## Your task
An exact copy of the records is required, minus the pictures they hold.

## Records provided
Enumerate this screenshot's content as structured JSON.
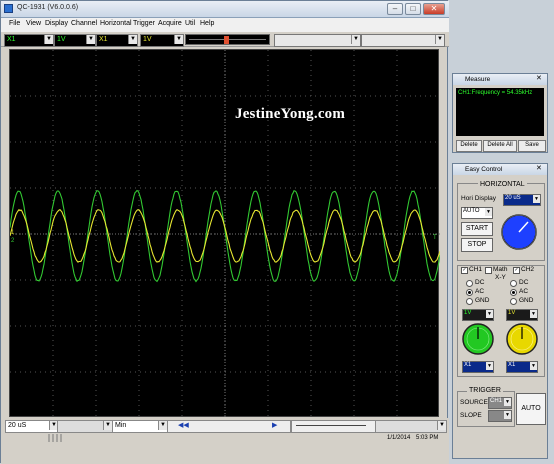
{
  "app": {
    "title": "QC-1931 (V6.0.0.6)",
    "minimize": "–",
    "maximize": "□",
    "close": "✕"
  },
  "menu": [
    "File",
    "View",
    "Display",
    "Channel",
    "Horizontal",
    "Trigger",
    "Acquire",
    "Util",
    "Help"
  ],
  "toolbar": {
    "ch1_probe": "X1",
    "ch1_volts": "1V",
    "ch2_probe": "X1",
    "ch2_volts": "1V"
  },
  "watermark": "JestineYong.com",
  "screen": {
    "ch1_marker": "1",
    "ch2_marker": "2",
    "trig_marker": "T",
    "ch1_color": "#e6e632",
    "ch2_color": "#32c832",
    "grid_color": "#555555"
  },
  "status": {
    "timebase": "20 uS",
    "mode": "Min",
    "nav_left": "◀◀",
    "nav_right": "▶",
    "date": "1/1/2014",
    "time": "5:03 PM"
  },
  "measure": {
    "title": "Measure",
    "reading": "CH1:Frequency = 54.35kHz",
    "delete": "Delete",
    "delete_all": "Delete All",
    "save": "Save"
  },
  "easy": {
    "title": "Easy Control",
    "horizontal": "HORIZONTAL",
    "hori_display": "Hori Display",
    "hori_value": "20 uS",
    "mode": "AUTO",
    "start": "START",
    "stop": "STOP",
    "ch1": "CH1",
    "math": "Math",
    "xy": "X-Y",
    "ch2": "CH2",
    "dc": "DC",
    "ac": "AC",
    "gnd": "GND",
    "ch1_volts": "1V",
    "ch2_volts": "1V",
    "ch1_probe": "X1",
    "ch2_probe": "X1",
    "trigger": "TRIGGER",
    "source": "SOURCE",
    "source_value": "CH1",
    "slope": "SLOPE",
    "auto": "AUTO",
    "knob_blue": "#1e40ff",
    "knob_green": "#22c822",
    "knob_yellow": "#e8d800"
  }
}
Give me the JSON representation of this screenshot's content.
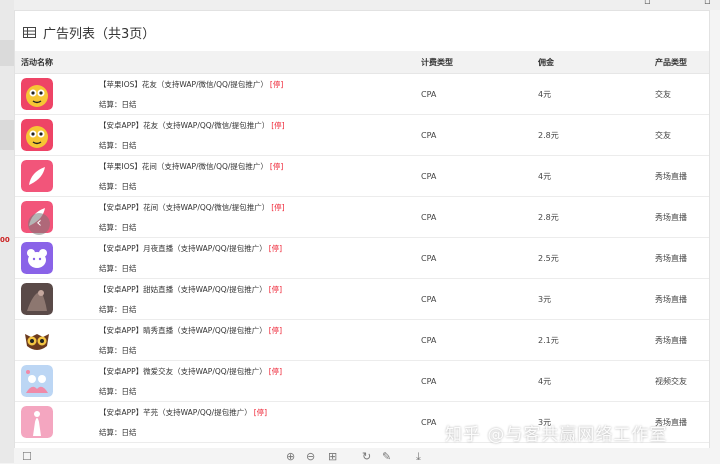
{
  "page": {
    "title": "广告列表（共3页）",
    "left_label": "00"
  },
  "table": {
    "headers": [
      "活动名称",
      "计费类型",
      "佣金",
      "产品类型"
    ],
    "settle_label": "结算：",
    "rows": [
      {
        "name": "【苹果IOS】花友（支持WAP/微信/QQ/提包推广）",
        "tag": "[停]",
        "settle": "日结",
        "billing": "CPA",
        "commission": "4元",
        "product": "交友",
        "thumb": "owl-yellow-icon"
      },
      {
        "name": "【安卓APP】花友（支持WAP/QQ/微信/提包推广）",
        "tag": "[停]",
        "settle": "日结",
        "billing": "CPA",
        "commission": "2.8元",
        "product": "交友",
        "thumb": "owl-yellow-icon"
      },
      {
        "name": "【苹果IOS】花间（支持WAP/微信/QQ/提包推广）",
        "tag": "[停]",
        "settle": "日结",
        "billing": "CPA",
        "commission": "4元",
        "product": "秀场直播",
        "thumb": "feather-pink-icon"
      },
      {
        "name": "【安卓APP】花间（支持WAP/QQ/微信/提包推广）",
        "tag": "[停]",
        "settle": "日结",
        "billing": "CPA",
        "commission": "2.8元",
        "product": "秀场直播",
        "thumb": "feather-pink-icon"
      },
      {
        "name": "【安卓APP】月夜直播（支持WAP/QQ/提包推广）",
        "tag": "[停]",
        "settle": "日结",
        "billing": "CPA",
        "commission": "2.5元",
        "product": "秀场直播",
        "thumb": "bear-purple-icon"
      },
      {
        "name": "【安卓APP】甜姑直播（支持WAP/QQ/提包推广）",
        "tag": "[停]",
        "settle": "日结",
        "billing": "CPA",
        "commission": "3元",
        "product": "秀场直播",
        "thumb": "photo-dark-icon"
      },
      {
        "name": "【安卓APP】睛秀直播（支持WAP/QQ/提包推广）",
        "tag": "[停]",
        "settle": "日结",
        "billing": "CPA",
        "commission": "2.1元",
        "product": "秀场直播",
        "thumb": "owl-eyes-icon"
      },
      {
        "name": "【安卓APP】微爱交友（支持WAP/QQ/提包推广）",
        "tag": "[停]",
        "settle": "日结",
        "billing": "CPA",
        "commission": "4元",
        "product": "视频交友",
        "thumb": "couple-blue-icon"
      },
      {
        "name": "【安卓APP】芊芫（支持WAP/QQ/提包推广）",
        "tag": "[停]",
        "settle": "日结",
        "billing": "CPA",
        "commission": "3元",
        "product": "秀场直播",
        "thumb": "figure-pink-icon"
      }
    ]
  },
  "watermark": "知乎 @与客共赢网络工作室",
  "colors": {
    "tag": "#e23333",
    "header_bg": "#f2f2f2"
  }
}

## Final result
Enumerate this screenshot's content as structured JSON.
{
  "app": {
    "title": "QC-1931 (V6.0.0.6)",
    "minimize": "–",
    "maximize": "□",
    "close": "✕"
  },
  "menu": [
    "File",
    "View",
    "Display",
    "Channel",
    "Horizontal",
    "Trigger",
    "Acquire",
    "Util",
    "Help"
  ],
  "toolbar": {
    "ch1_probe": "X1",
    "ch1_volts": "1V",
    "ch2_probe": "X1",
    "ch2_volts": "1V"
  },
  "watermark": "JestineYong.com",
  "screen": {
    "ch1_marker": "1",
    "ch2_marker": "2",
    "trig_marker": "T",
    "ch1_color": "#e6e632",
    "ch2_color": "#32c832",
    "grid_color": "#555555"
  },
  "status": {
    "timebase": "20 uS",
    "mode": "Min",
    "nav_left": "◀◀",
    "nav_right": "▶",
    "date": "1/1/2014",
    "time": "5:03 PM"
  },
  "measure": {
    "title": "Measure",
    "reading": "CH1:Frequency = 54.35kHz",
    "delete": "Delete",
    "delete_all": "Delete All",
    "save": "Save"
  },
  "easy": {
    "title": "Easy Control",
    "horizontal": "HORIZONTAL",
    "hori_display": "Hori Display",
    "hori_value": "20 uS",
    "mode": "AUTO",
    "start": "START",
    "stop": "STOP",
    "ch1": "CH1",
    "math": "Math",
    "xy": "X-Y",
    "ch2": "CH2",
    "dc": "DC",
    "ac": "AC",
    "gnd": "GND",
    "ch1_volts": "1V",
    "ch2_volts": "1V",
    "ch1_probe": "X1",
    "ch2_probe": "X1",
    "trigger": "TRIGGER",
    "source": "SOURCE",
    "source_value": "CH1",
    "slope": "SLOPE",
    "auto": "AUTO",
    "knob_blue": "#1e40ff",
    "knob_green": "#22c822",
    "knob_yellow": "#e8d800"
  }
}
Give me the JSON representation of this screenshot's content.
{
  "page": {
    "title": "广告列表（共3页）",
    "left_label": "00"
  },
  "table": {
    "headers": [
      "活动名称",
      "计费类型",
      "佣金",
      "产品类型"
    ],
    "settle_label": "结算：",
    "rows": [
      {
        "name": "【苹果IOS】花友（支持WAP/微信/QQ/提包推广）",
        "tag": "[停]",
        "settle": "日结",
        "billing": "CPA",
        "commission": "4元",
        "product": "交友",
        "thumb": "owl-yellow-icon"
      },
      {
        "name": "【安卓APP】花友（支持WAP/QQ/微信/提包推广）",
        "tag": "[停]",
        "settle": "日结",
        "billing": "CPA",
        "commission": "2.8元",
        "product": "交友",
        "thumb": "owl-yellow-icon"
      },
      {
        "name": "【苹果IOS】花间（支持WAP/微信/QQ/提包推广）",
        "tag": "[停]",
        "settle": "日结",
        "billing": "CPA",
        "commission": "4元",
        "product": "秀场直播",
        "thumb": "feather-pink-icon"
      },
      {
        "name": "【安卓APP】花间（支持WAP/QQ/微信/提包推广）",
        "tag": "[停]",
        "settle": "日结",
        "billing": "CPA",
        "commission": "2.8元",
        "product": "秀场直播",
        "thumb": "feather-pink-icon"
      },
      {
        "name": "【安卓APP】月夜直播（支持WAP/QQ/提包推广）",
        "tag": "[停]",
        "settle": "日结",
        "billing": "CPA",
        "commission": "2.5元",
        "product": "秀场直播",
        "thumb": "bear-purple-icon"
      },
      {
        "name": "【安卓APP】甜姑直播（支持WAP/QQ/提包推广）",
        "tag": "[停]",
        "settle": "日结",
        "billing": "CPA",
        "commission": "3元",
        "product": "秀场直播",
        "thumb": "photo-dark-icon"
      },
      {
        "name": "【安卓APP】睛秀直播（支持WAP/QQ/提包推广）",
        "tag": "[停]",
        "settle": "日结",
        "billing": "CPA",
        "commission": "2.1元",
        "product": "秀场直播",
        "thumb": "owl-eyes-icon"
      },
      {
        "name": "【安卓APP】微爱交友（支持WAP/QQ/提包推广）",
        "tag": "[停]",
        "settle": "日结",
        "billing": "CPA",
        "commission": "4元",
        "product": "视频交友",
        "thumb": "couple-blue-icon"
      },
      {
        "name": "【安卓APP】芊芫（支持WAP/QQ/提包推广）",
        "tag": "[停]",
        "settle": "日结",
        "billing": "CPA",
        "commission": "3元",
        "product": "秀场直播",
        "thumb": "figure-pink-icon"
      }
    ]
  },
  "watermark": "知乎 @与客共赢网络工作室",
  "colors": {
    "tag": "#e23333",
    "header_bg": "#f2f2f2"
  }
}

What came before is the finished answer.